Goal:
Report only how many lines hold the word "date".

A run of records:
◇ ◇ ◇ ◇ ◇ ◇ ◇

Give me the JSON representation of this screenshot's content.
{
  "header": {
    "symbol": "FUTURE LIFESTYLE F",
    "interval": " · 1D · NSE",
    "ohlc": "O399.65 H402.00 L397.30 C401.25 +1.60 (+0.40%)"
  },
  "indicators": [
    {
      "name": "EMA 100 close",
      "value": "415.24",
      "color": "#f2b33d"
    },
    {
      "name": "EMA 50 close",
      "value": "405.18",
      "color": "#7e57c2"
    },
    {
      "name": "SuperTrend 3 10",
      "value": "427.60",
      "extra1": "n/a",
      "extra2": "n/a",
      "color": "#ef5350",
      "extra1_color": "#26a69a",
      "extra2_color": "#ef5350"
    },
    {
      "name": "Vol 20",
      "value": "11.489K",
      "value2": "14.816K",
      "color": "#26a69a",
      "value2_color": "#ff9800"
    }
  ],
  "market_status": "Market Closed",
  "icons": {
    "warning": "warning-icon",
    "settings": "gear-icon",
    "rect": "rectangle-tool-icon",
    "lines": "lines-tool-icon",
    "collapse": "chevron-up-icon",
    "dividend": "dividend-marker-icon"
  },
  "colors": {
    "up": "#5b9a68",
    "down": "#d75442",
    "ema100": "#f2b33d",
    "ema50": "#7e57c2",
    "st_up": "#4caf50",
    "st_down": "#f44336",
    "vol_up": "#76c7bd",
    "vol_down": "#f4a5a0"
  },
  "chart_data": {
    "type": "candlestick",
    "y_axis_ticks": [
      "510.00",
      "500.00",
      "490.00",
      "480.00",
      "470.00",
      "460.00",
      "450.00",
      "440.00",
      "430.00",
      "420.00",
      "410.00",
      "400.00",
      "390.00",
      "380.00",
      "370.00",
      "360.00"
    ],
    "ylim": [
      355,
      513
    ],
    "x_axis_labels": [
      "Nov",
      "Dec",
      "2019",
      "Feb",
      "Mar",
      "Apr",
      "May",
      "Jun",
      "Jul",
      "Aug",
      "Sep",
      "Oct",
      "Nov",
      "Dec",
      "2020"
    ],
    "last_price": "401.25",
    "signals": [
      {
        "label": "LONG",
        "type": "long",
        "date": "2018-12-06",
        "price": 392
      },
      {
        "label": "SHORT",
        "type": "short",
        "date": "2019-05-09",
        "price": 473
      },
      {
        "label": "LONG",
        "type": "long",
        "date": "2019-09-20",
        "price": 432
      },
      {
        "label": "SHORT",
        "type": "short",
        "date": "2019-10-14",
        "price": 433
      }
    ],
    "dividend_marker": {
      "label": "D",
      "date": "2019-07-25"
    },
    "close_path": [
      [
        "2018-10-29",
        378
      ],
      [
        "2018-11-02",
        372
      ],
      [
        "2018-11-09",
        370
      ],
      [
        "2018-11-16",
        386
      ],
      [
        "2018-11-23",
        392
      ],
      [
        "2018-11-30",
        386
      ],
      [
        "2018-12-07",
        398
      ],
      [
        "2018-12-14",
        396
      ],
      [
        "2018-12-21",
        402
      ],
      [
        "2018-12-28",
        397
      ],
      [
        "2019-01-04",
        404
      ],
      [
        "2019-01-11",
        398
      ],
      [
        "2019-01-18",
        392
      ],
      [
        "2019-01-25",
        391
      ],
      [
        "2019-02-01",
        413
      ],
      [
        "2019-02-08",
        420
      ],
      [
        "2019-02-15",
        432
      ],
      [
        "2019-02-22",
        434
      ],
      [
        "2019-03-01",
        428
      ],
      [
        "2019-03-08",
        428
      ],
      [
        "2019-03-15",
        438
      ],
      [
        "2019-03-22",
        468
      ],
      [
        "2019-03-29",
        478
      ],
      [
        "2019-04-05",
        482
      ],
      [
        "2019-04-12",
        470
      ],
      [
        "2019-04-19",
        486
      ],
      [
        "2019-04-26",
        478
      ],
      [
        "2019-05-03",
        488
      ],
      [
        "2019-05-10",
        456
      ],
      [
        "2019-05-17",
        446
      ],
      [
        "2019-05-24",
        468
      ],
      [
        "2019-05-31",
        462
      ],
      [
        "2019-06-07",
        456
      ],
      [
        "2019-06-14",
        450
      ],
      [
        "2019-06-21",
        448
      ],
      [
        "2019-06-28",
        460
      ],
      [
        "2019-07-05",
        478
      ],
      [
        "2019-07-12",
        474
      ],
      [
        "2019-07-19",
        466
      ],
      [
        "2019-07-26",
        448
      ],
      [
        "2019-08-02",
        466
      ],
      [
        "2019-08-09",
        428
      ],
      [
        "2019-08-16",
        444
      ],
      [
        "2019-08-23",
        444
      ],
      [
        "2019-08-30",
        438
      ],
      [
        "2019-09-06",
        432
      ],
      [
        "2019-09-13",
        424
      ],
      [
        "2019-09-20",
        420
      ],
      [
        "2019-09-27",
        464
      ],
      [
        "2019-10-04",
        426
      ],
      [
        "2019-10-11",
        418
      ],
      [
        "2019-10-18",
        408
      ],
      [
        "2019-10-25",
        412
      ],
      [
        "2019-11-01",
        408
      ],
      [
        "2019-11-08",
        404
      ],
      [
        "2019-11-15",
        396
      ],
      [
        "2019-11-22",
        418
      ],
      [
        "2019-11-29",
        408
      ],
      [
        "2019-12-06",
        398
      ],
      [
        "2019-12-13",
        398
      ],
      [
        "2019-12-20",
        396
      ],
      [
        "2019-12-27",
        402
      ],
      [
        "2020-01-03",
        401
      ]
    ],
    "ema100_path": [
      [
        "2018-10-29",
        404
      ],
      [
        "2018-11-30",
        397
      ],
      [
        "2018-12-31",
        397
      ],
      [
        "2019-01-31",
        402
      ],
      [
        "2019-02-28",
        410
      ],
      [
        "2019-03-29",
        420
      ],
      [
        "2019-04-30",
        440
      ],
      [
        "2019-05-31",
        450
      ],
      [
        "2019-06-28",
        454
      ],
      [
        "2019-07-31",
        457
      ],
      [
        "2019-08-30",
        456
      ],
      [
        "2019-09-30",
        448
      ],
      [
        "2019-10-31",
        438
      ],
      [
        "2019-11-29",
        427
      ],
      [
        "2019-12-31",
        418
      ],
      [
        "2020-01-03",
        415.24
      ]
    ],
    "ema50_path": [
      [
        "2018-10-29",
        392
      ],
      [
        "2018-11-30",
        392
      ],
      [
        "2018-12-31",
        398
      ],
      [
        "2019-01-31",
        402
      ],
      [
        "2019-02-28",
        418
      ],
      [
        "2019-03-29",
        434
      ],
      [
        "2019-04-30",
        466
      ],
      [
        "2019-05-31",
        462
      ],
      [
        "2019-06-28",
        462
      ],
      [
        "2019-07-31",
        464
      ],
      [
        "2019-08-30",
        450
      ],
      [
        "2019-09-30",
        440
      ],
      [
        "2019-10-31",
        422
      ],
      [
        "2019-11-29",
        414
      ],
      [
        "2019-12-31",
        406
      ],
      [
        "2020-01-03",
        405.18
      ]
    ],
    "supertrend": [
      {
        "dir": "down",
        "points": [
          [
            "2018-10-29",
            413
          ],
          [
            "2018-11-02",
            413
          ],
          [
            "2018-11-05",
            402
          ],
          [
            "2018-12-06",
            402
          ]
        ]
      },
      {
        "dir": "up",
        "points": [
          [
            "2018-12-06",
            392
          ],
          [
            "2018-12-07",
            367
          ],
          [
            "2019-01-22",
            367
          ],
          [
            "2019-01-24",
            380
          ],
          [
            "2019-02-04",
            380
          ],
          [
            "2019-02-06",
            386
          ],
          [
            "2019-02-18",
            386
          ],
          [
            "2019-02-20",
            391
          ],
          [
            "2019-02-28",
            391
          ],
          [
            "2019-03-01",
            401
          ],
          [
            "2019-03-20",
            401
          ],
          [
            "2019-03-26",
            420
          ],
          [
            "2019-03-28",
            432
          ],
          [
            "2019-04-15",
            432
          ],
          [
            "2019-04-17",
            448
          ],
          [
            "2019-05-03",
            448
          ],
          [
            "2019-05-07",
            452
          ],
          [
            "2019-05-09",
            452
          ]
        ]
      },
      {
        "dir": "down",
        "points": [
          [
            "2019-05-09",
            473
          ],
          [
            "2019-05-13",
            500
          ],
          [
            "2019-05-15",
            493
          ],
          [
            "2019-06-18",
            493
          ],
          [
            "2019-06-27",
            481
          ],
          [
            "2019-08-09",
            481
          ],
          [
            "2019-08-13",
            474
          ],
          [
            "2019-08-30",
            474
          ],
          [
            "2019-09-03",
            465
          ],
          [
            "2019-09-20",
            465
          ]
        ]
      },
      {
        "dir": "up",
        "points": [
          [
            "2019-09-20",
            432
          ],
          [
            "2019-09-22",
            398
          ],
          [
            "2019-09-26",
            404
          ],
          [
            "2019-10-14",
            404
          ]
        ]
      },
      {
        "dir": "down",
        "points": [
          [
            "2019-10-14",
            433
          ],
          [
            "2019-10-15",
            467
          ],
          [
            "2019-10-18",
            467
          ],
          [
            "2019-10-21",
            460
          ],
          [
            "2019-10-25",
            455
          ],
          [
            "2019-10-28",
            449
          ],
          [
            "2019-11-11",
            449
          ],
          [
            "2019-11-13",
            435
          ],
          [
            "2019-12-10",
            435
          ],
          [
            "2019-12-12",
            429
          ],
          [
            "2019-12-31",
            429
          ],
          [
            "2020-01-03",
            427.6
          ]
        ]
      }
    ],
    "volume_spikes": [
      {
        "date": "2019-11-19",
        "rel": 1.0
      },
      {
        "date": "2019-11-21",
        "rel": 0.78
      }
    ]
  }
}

◇ ◇ ◇ ◇ ◇ ◇ ◇

Exercise response:
7